Dataset entries:
________________________________________

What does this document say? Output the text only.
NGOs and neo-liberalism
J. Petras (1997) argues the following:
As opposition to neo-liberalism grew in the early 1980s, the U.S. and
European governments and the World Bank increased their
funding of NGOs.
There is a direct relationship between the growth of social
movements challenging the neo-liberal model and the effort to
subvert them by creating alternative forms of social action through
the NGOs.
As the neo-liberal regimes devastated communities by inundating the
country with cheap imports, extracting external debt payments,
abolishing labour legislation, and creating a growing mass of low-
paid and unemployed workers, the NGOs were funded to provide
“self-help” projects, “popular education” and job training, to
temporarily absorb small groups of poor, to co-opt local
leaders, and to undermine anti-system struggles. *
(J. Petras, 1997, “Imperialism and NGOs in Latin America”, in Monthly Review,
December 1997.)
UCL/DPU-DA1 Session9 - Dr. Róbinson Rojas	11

________________________________________

Problem
Print every record above exactly as written.

Solution to this problem
What does this document say? Output the text only.
NGOs and neo-liberalism
J. Petras (1997) argues the following:
As opposition to neo-liberalism grew in the early 1980s, the U.S. and
European governments and the World Bank increased their
funding of NGOs.
There is a direct relationship between the growth of social
movements challenging the neo-liberal model and the effort to
subvert them by creating alternative forms of social action through
the NGOs.
As the neo-liberal regimes devastated communities by inundating the
country with cheap imports, extracting external debt payments,
abolishing labour legislation, and creating a growing mass of low-
paid and unemployed workers, the NGOs were funded to provide
“self-help” projects, “popular education” and job training, to
temporarily absorb small groups of poor, to co-opt local
leaders, and to undermine anti-system struggles. *
(J. Petras, 1997, “Imperialism and NGOs in Latin America”, in Monthly Review,
December 1997.)
UCL/DPU-DA1 Session9 - Dr. Róbinson Rojas	11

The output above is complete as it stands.